#### [Written task]
Sort through the data and copy the lines holding the word "Alíq".
#####
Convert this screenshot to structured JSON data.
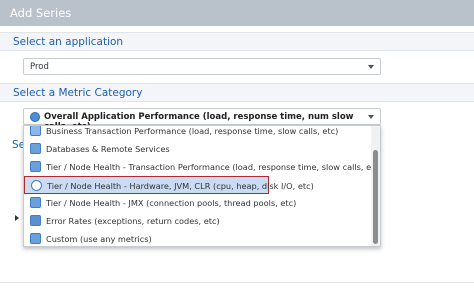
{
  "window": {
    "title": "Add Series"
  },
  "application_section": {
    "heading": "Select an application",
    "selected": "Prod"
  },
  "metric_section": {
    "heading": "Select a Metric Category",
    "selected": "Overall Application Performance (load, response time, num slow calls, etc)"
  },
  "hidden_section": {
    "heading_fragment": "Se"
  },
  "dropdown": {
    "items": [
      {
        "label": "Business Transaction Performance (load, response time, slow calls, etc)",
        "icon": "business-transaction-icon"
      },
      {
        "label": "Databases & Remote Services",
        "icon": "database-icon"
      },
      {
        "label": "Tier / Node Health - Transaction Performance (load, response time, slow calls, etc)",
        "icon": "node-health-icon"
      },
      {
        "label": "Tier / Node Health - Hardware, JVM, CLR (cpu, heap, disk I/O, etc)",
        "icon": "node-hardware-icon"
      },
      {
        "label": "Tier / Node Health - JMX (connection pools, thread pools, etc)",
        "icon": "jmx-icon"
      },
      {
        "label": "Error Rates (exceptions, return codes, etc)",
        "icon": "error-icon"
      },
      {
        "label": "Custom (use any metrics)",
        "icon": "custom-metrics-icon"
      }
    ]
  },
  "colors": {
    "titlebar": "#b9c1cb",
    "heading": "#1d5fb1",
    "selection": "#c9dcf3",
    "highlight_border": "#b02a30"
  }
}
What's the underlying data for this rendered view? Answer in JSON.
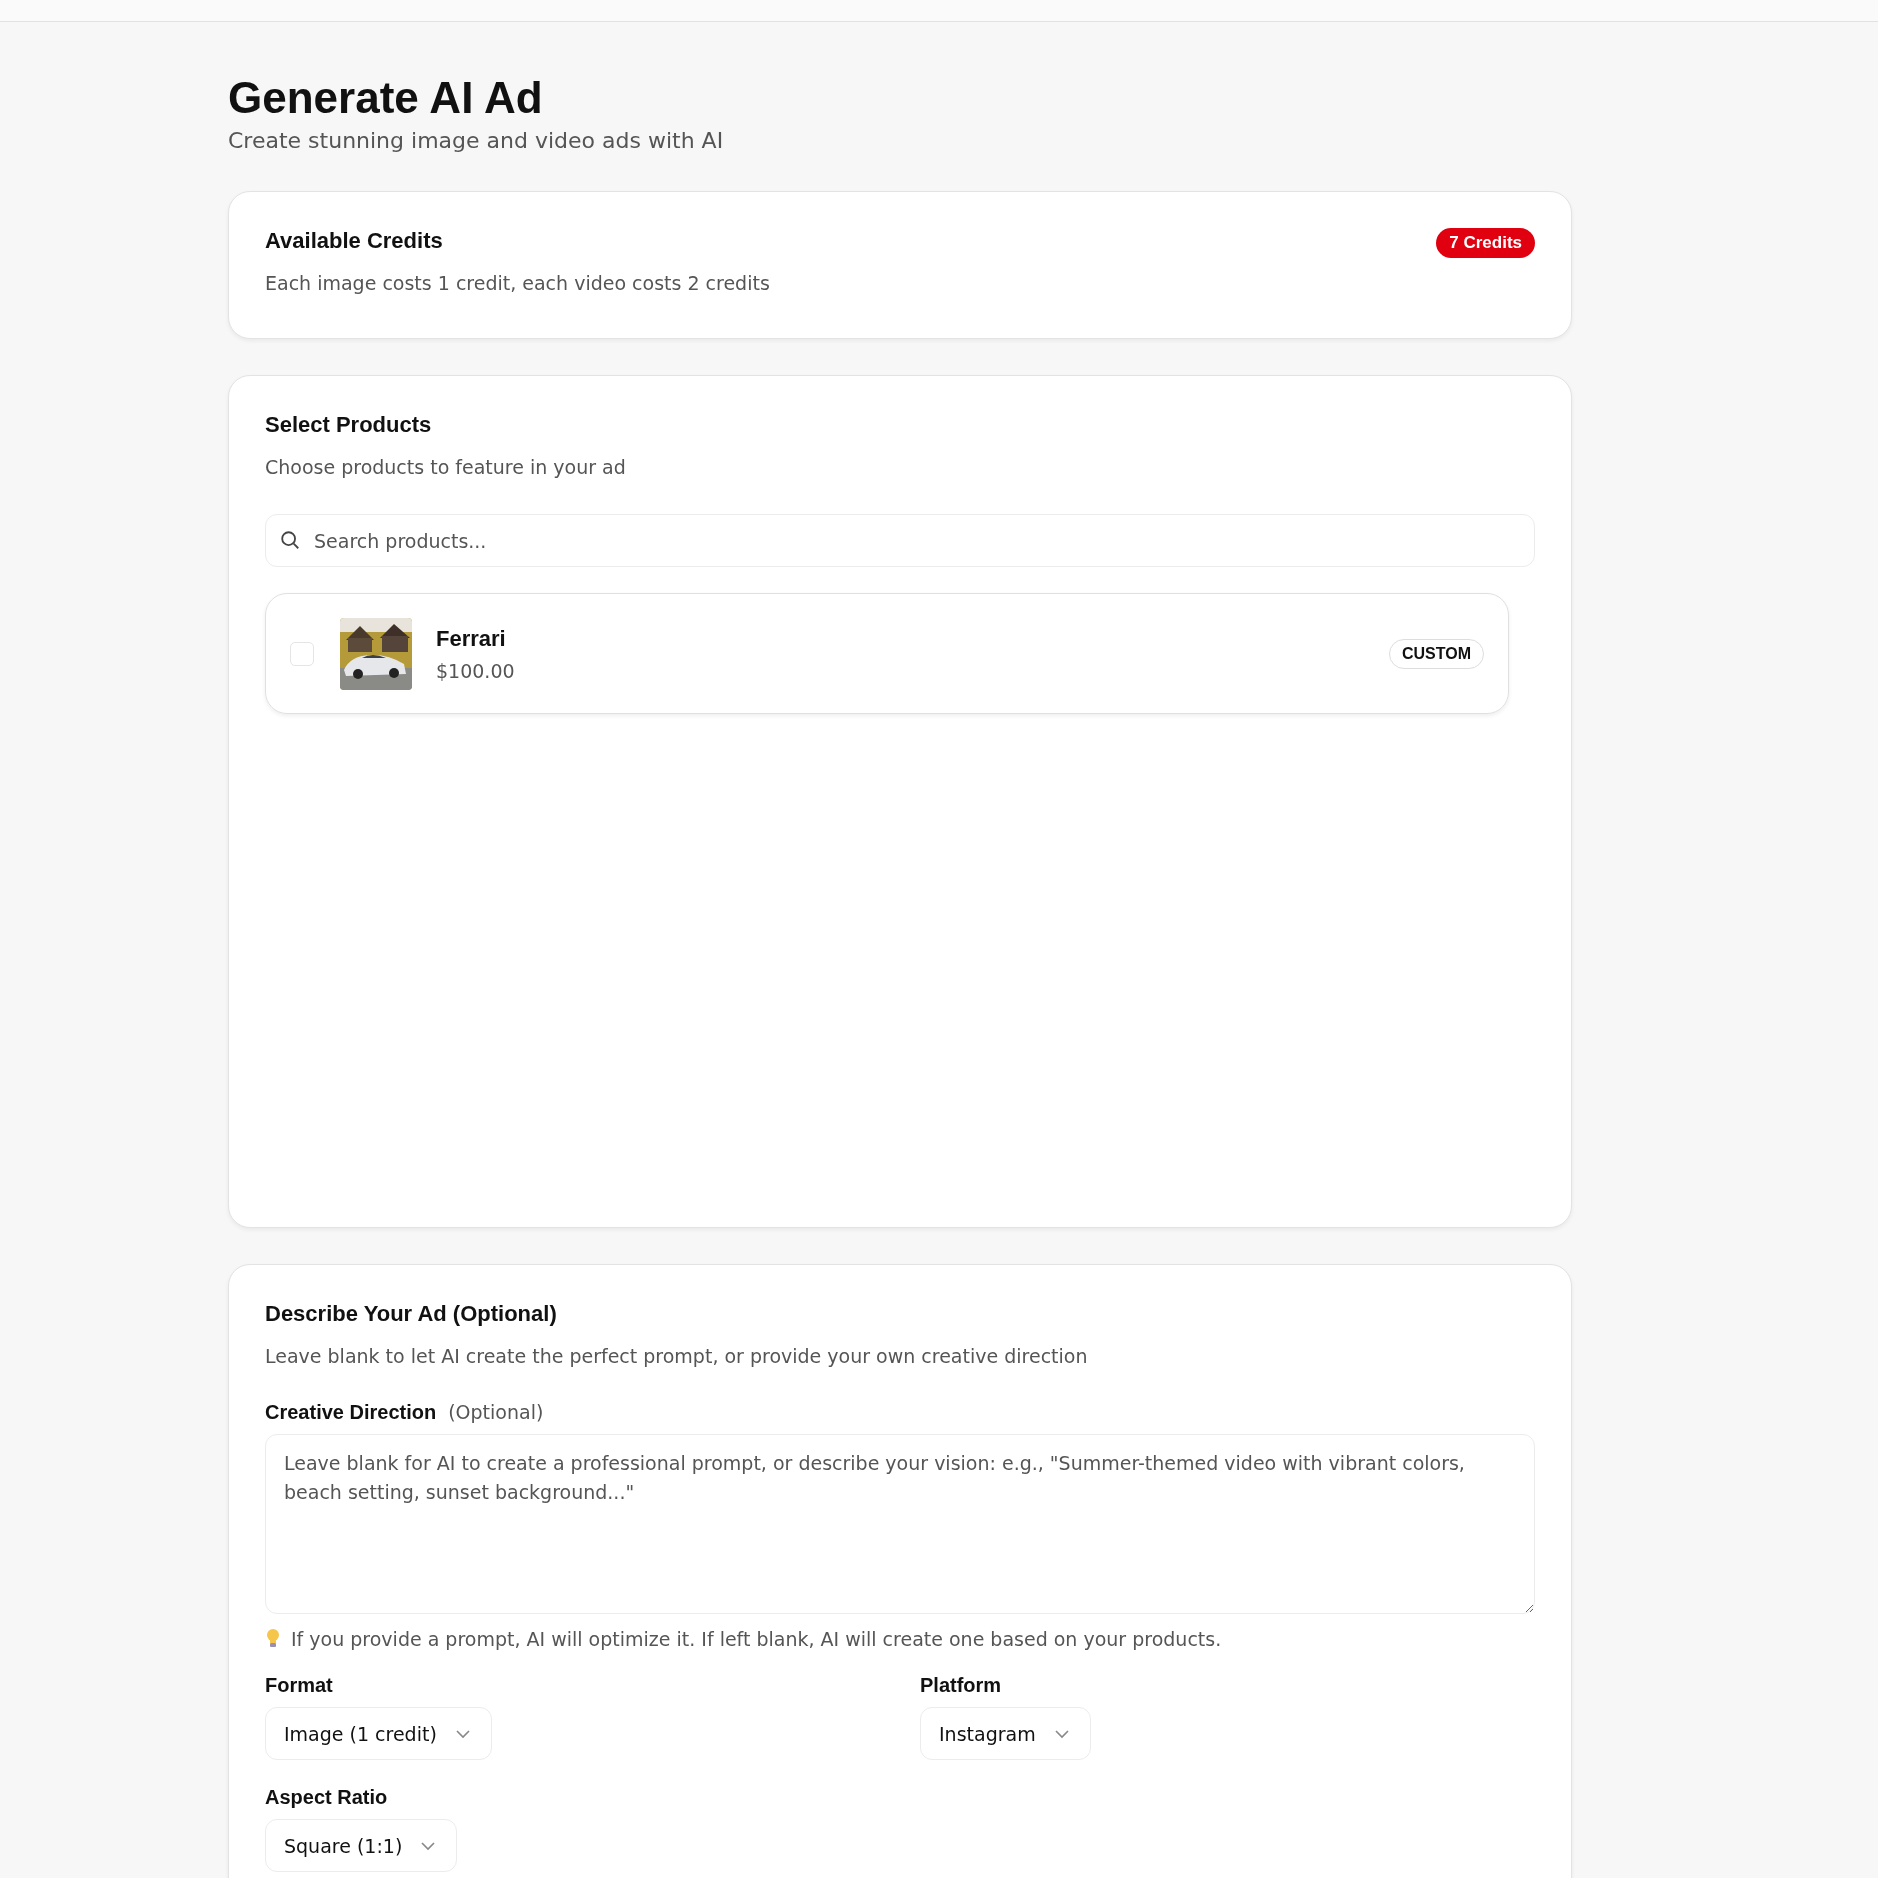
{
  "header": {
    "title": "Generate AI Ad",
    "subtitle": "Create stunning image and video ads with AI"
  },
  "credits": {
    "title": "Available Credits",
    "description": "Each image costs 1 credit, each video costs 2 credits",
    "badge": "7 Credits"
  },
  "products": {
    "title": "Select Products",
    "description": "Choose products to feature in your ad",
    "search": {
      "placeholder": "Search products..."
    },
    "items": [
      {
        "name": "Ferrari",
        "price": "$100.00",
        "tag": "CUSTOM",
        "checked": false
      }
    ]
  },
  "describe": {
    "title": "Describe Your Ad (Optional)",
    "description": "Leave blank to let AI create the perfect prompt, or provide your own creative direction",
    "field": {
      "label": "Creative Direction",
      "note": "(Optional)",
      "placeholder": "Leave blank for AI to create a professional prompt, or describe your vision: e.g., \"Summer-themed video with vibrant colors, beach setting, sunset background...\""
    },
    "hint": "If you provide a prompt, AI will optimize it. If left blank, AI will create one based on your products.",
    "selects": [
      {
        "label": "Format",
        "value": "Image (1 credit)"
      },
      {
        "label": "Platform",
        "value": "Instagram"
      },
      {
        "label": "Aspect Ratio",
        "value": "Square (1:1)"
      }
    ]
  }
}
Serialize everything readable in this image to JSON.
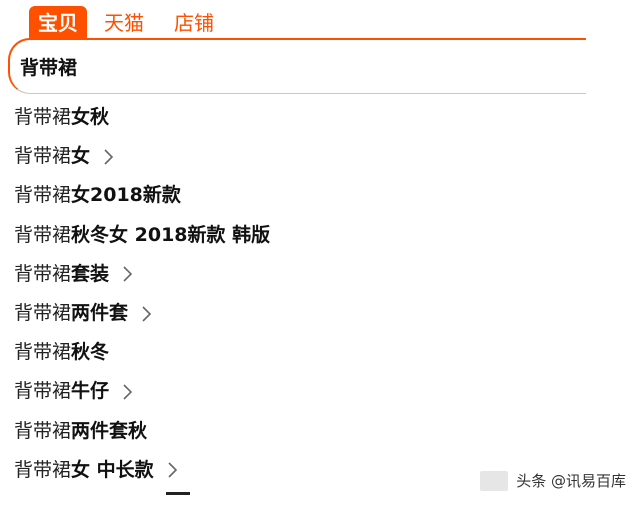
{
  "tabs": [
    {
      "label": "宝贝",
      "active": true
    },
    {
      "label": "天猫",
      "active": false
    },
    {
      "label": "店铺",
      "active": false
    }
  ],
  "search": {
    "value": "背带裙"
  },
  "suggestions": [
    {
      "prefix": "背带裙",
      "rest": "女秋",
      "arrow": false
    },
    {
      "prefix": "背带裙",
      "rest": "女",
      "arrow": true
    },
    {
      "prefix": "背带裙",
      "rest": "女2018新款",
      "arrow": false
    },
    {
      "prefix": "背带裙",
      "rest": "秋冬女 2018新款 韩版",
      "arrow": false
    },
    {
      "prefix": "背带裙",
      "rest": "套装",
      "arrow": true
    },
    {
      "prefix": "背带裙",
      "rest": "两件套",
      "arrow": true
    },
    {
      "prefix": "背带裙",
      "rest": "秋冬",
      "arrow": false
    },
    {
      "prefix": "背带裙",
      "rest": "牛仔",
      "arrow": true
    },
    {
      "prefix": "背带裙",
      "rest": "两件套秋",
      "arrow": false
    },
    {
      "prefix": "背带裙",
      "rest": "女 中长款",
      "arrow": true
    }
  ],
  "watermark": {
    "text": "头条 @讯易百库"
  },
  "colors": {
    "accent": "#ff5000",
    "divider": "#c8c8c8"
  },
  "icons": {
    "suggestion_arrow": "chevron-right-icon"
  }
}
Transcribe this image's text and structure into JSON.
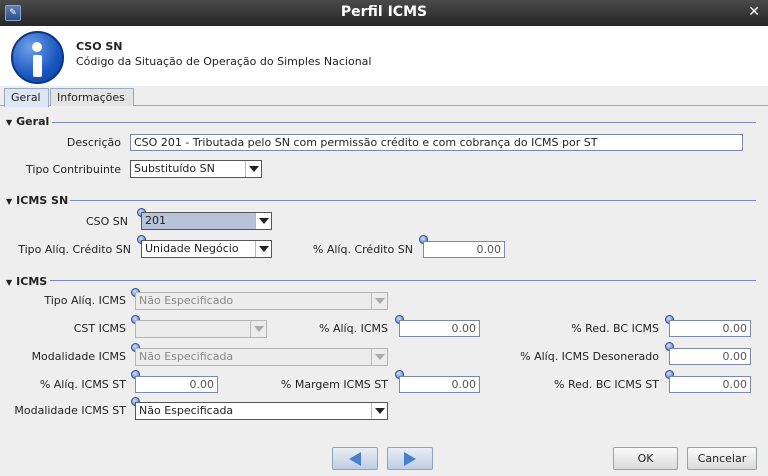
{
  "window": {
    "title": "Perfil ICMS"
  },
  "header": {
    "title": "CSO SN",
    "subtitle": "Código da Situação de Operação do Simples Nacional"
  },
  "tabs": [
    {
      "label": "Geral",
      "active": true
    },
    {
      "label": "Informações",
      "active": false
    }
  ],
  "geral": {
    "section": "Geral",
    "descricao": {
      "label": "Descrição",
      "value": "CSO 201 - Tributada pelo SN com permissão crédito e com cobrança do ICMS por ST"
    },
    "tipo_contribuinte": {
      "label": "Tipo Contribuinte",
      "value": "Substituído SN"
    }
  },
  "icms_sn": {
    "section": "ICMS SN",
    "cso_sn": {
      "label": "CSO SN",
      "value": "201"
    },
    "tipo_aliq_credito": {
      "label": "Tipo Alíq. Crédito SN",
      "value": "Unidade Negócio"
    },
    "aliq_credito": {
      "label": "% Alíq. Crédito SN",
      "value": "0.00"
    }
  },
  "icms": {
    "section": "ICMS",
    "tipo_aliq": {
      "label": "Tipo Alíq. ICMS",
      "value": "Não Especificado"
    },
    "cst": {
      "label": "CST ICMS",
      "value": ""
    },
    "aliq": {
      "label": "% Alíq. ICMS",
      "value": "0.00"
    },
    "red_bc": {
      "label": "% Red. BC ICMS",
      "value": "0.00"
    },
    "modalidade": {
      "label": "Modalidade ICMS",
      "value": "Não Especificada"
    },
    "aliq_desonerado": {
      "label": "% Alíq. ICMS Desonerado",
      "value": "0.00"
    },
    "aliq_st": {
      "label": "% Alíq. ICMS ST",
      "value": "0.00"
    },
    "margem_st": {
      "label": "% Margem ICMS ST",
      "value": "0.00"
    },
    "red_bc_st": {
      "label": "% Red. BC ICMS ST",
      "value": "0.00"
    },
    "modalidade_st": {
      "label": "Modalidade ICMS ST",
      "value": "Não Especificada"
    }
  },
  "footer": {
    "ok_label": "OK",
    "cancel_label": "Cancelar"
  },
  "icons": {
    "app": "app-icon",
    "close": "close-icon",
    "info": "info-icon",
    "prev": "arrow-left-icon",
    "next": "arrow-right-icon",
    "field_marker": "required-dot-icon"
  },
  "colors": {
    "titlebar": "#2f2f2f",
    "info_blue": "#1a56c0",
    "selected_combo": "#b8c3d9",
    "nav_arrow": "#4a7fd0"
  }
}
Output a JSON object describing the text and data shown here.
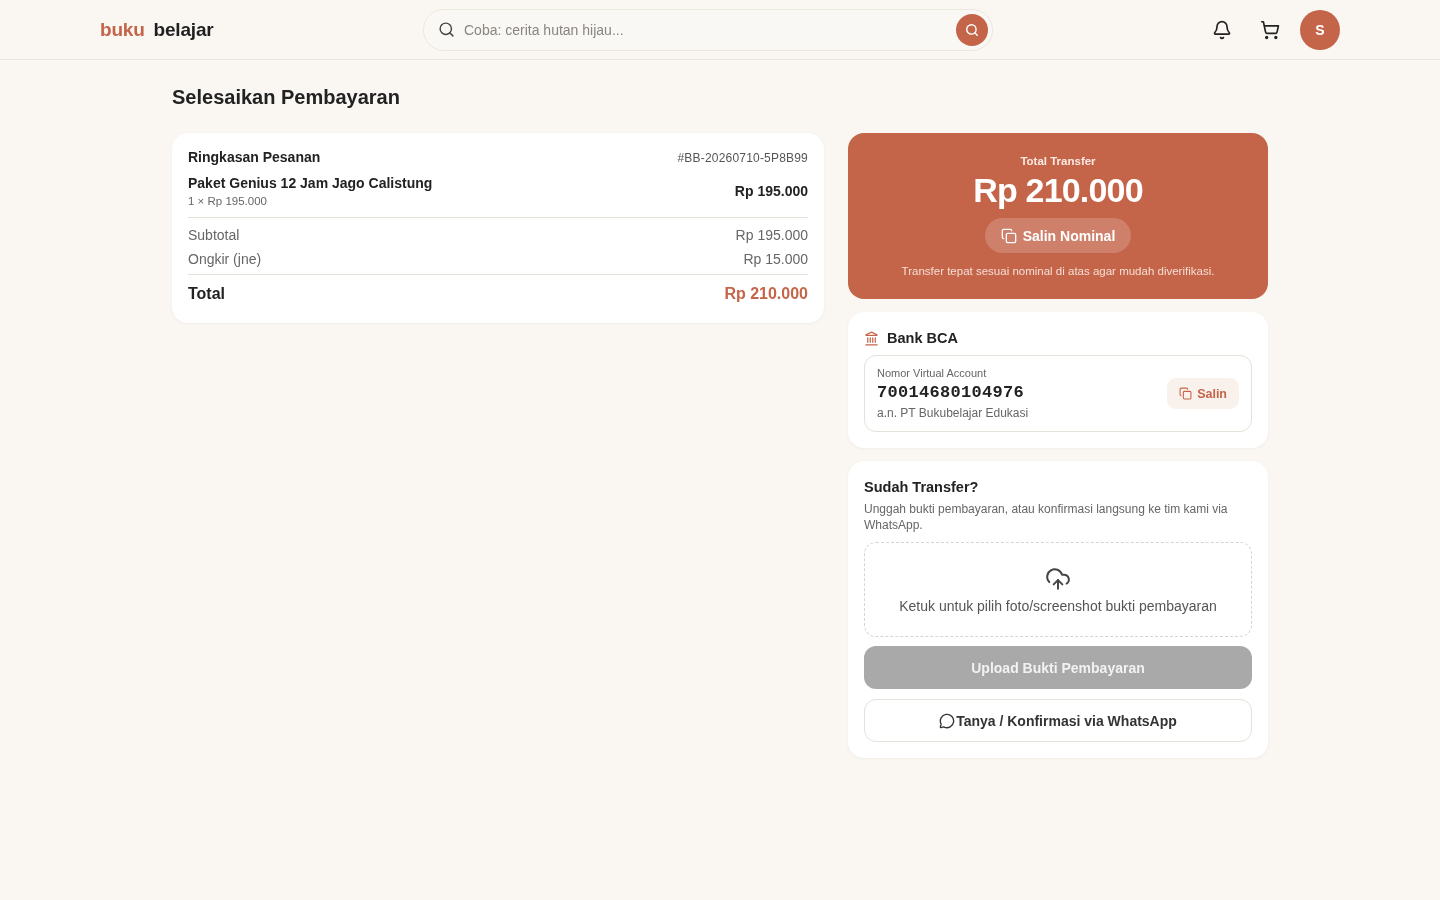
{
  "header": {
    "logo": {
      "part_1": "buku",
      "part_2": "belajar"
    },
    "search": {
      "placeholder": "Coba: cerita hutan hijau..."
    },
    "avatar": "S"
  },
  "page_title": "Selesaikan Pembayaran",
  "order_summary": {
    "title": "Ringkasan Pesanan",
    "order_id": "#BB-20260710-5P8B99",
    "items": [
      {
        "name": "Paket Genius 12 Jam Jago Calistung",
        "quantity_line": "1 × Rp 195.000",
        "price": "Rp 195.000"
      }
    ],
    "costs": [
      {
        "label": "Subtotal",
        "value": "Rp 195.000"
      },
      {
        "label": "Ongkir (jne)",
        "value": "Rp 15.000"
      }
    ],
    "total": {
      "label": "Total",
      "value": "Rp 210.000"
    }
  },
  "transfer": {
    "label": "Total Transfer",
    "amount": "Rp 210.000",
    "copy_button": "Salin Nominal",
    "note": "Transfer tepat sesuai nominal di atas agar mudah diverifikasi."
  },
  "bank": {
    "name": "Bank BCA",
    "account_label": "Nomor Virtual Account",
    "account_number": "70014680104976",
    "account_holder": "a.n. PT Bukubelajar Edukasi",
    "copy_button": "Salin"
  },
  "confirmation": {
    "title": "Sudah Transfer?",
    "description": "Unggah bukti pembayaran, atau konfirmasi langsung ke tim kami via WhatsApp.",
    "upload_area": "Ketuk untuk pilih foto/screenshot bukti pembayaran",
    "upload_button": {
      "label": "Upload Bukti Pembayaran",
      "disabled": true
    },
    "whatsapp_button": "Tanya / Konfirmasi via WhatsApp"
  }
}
#####
#### [Expected answer]
      "label": "Tipo Alíq. Crédito SN",
      "label": "% Alíq. Crédito SN",
      "label": "Tipo Alíq. ICMS",
      "label": "% Alíq. ICMS",
      "label": "% Alíq. ICMS Desonerado",
      "label": "% Alíq. ICMS ST",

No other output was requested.